[Image-based layout entries]
--- BEGIN ---

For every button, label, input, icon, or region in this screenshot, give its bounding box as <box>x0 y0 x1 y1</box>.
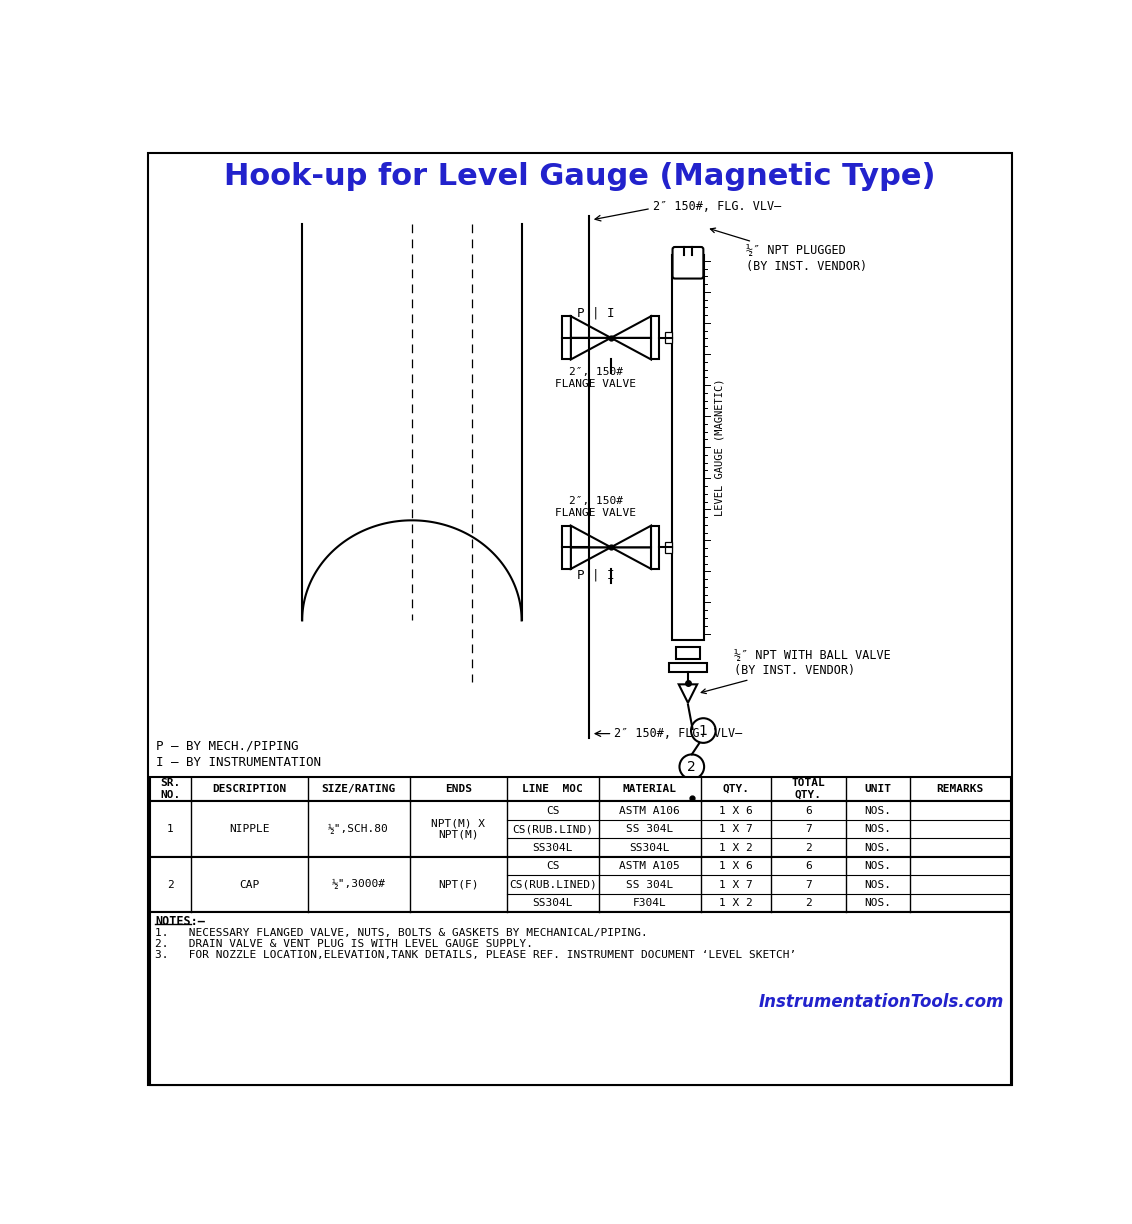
Text: P – BY MECH./PIPING: P – BY MECH./PIPING <box>156 739 299 753</box>
Text: 1: 1 <box>698 723 708 738</box>
Bar <box>149 857 1011 912</box>
Text: NOTES:–: NOTES:– <box>155 916 205 928</box>
Text: LINE  MOC: LINE MOC <box>523 785 583 794</box>
Text: InstrumentationTools.com: InstrumentationTools.com <box>760 993 1004 1011</box>
Text: CS(RUB.LINED): CS(RUB.LINED) <box>509 880 597 890</box>
Bar <box>563 316 571 360</box>
Text: 1 X 2: 1 X 2 <box>719 898 753 908</box>
Text: I – BY INSTRUMENTATION: I – BY INSTRUMENTATION <box>156 756 320 770</box>
Text: NOS.: NOS. <box>864 860 891 871</box>
Text: 1: 1 <box>166 824 173 834</box>
Polygon shape <box>571 547 611 569</box>
Polygon shape <box>571 338 611 360</box>
Text: 7: 7 <box>805 824 812 834</box>
Text: NPT(F): NPT(F) <box>438 880 479 890</box>
Text: CS: CS <box>546 805 559 815</box>
Text: UNIT: UNIT <box>864 785 891 794</box>
Text: Hook-up for Level Gauge (Magnetic Type): Hook-up for Level Gauge (Magnetic Type) <box>224 162 936 191</box>
Text: 6: 6 <box>805 860 812 871</box>
Text: 1 X 7: 1 X 7 <box>719 880 753 890</box>
Text: ½",SCH.80: ½",SCH.80 <box>328 824 389 834</box>
Text: 3.   FOR NOZZLE LOCATION,ELEVATION,TANK DETAILS, PLEASE REF. INSTRUMENT DOCUMENT: 3. FOR NOZZLE LOCATION,ELEVATION,TANK DE… <box>155 950 796 961</box>
Text: ASTM A106: ASTM A106 <box>619 805 680 815</box>
Text: SS304L: SS304L <box>532 842 573 853</box>
Bar <box>563 526 571 569</box>
Polygon shape <box>611 547 651 569</box>
Text: ½″ NPT WITH BALL VALVE
(BY INST. VENDOR): ½″ NPT WITH BALL VALVE (BY INST. VENDOR) <box>701 649 891 694</box>
Text: ASTM A105: ASTM A105 <box>619 860 680 871</box>
Text: NPT(M) X
NPT(M): NPT(M) X NPT(M) <box>431 819 486 840</box>
Text: SS 304L: SS 304L <box>626 824 674 834</box>
Text: LEVEL GAUGE (MAGNETIC): LEVEL GAUGE (MAGNETIC) <box>714 378 724 517</box>
Text: F304L: F304L <box>633 898 667 908</box>
Text: 1 X 2: 1 X 2 <box>719 842 753 853</box>
Polygon shape <box>611 316 651 338</box>
Text: ½",3000#: ½",3000# <box>332 880 386 890</box>
Text: 2″, 150#
FLANGE VALVE: 2″, 150# FLANGE VALVE <box>555 367 636 389</box>
Bar <box>149 912 1011 1084</box>
Text: 2″ 150#, FLG. VLV–: 2″ 150#, FLG. VLV– <box>652 200 781 213</box>
Text: P | I: P | I <box>577 307 615 319</box>
Text: QTY.: QTY. <box>722 785 749 794</box>
Text: 2″, 150#
FLANGE VALVE: 2″, 150# FLANGE VALVE <box>555 497 636 518</box>
Circle shape <box>679 754 704 778</box>
Text: SS304L: SS304L <box>629 842 670 853</box>
FancyBboxPatch shape <box>672 247 703 279</box>
Text: NOS.: NOS. <box>864 824 891 834</box>
Text: CS: CS <box>546 860 559 871</box>
Text: 1 X 6: 1 X 6 <box>719 860 753 871</box>
Text: 1 X 6: 1 X 6 <box>719 805 753 815</box>
Polygon shape <box>611 526 651 547</box>
Bar <box>664 333 671 343</box>
Text: CAP: CAP <box>239 880 259 890</box>
Text: ½″ NPT PLUGGED
(BY INST. VENDOR): ½″ NPT PLUGGED (BY INST. VENDOR) <box>711 228 867 273</box>
Text: NOS.: NOS. <box>864 805 891 815</box>
Text: NIPPLE: NIPPLE <box>229 824 269 834</box>
Text: SR.
NO.: SR. NO. <box>160 778 180 799</box>
Text: 2: 2 <box>805 842 812 853</box>
Text: NOS.: NOS. <box>864 842 891 853</box>
Polygon shape <box>684 778 700 796</box>
Text: 2: 2 <box>805 898 812 908</box>
Text: SIZE/RATING: SIZE/RATING <box>321 785 396 794</box>
Circle shape <box>691 718 715 743</box>
Text: REMARKS: REMARKS <box>936 785 984 794</box>
Bar <box>149 802 1011 857</box>
Text: 6: 6 <box>805 805 812 815</box>
Text: 1.   NECESSARY FLANGED VALVE, NUTS, BOLTS & GASKETS BY MECHANICAL/PIPING.: 1. NECESSARY FLANGED VALVE, NUTS, BOLTS … <box>155 928 648 938</box>
Text: MATERIAL: MATERIAL <box>623 785 677 794</box>
Bar <box>651 316 660 360</box>
Bar <box>669 662 708 672</box>
Text: 2: 2 <box>687 760 696 774</box>
Bar <box>676 647 701 659</box>
Bar <box>651 526 660 569</box>
Polygon shape <box>571 526 611 547</box>
Text: TOTAL
QTY.: TOTAL QTY. <box>791 778 825 799</box>
Bar <box>664 542 671 553</box>
Text: 1 X 7: 1 X 7 <box>719 824 753 834</box>
Polygon shape <box>571 316 611 338</box>
Text: SS304L: SS304L <box>532 898 573 908</box>
Bar <box>671 255 704 640</box>
Text: SS 304L: SS 304L <box>626 880 674 890</box>
Text: P | I: P | I <box>577 568 615 581</box>
Text: 2″ 150#, FLG. VLV–: 2″ 150#, FLG. VLV– <box>614 727 743 741</box>
Text: NOS.: NOS. <box>864 898 891 908</box>
Bar <box>149 777 1011 802</box>
Text: NOS.: NOS. <box>864 880 891 890</box>
Text: 2: 2 <box>166 880 173 890</box>
Text: DESCRIPTION: DESCRIPTION <box>212 785 286 794</box>
Text: ENDS: ENDS <box>445 785 472 794</box>
Polygon shape <box>611 338 651 360</box>
Polygon shape <box>679 684 697 703</box>
Text: CS(RUB.LIND): CS(RUB.LIND) <box>513 824 593 834</box>
Text: 2.   DRAIN VALVE & VENT PLUG IS WITH LEVEL GAUGE SUPPLY.: 2. DRAIN VALVE & VENT PLUG IS WITH LEVEL… <box>155 939 533 950</box>
Text: 7: 7 <box>805 880 812 890</box>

--- END ---

TASK PROMPT:
Copy out the material above word for word, beginning with the line that contains "Text: P – BY" and continuing through the line that contains "Text: 1 X 7: 1 X 7 <box>719 880 753 890</box>".

COMPLETED TASK:
Text: P – BY MECH./PIPING: P – BY MECH./PIPING <box>156 739 299 753</box>
Text: 1: 1 <box>698 723 708 738</box>
Bar <box>149 857 1011 912</box>
Text: NOTES:–: NOTES:– <box>155 916 205 928</box>
Text: LINE  MOC: LINE MOC <box>523 785 583 794</box>
Text: InstrumentationTools.com: InstrumentationTools.com <box>760 993 1004 1011</box>
Text: CS(RUB.LINED): CS(RUB.LINED) <box>509 880 597 890</box>
Bar <box>563 316 571 360</box>
Text: 1 X 2: 1 X 2 <box>719 898 753 908</box>
Text: I – BY INSTRUMENTATION: I – BY INSTRUMENTATION <box>156 756 320 770</box>
Text: NOS.: NOS. <box>864 860 891 871</box>
Text: 1: 1 <box>166 824 173 834</box>
Polygon shape <box>571 547 611 569</box>
Polygon shape <box>571 338 611 360</box>
Text: 7: 7 <box>805 824 812 834</box>
Text: NPT(F): NPT(F) <box>438 880 479 890</box>
Text: CS: CS <box>546 805 559 815</box>
Text: UNIT: UNIT <box>864 785 891 794</box>
Text: Hook-up for Level Gauge (Magnetic Type): Hook-up for Level Gauge (Magnetic Type) <box>224 162 936 191</box>
Text: 6: 6 <box>805 860 812 871</box>
Text: 1 X 7: 1 X 7 <box>719 880 753 890</box>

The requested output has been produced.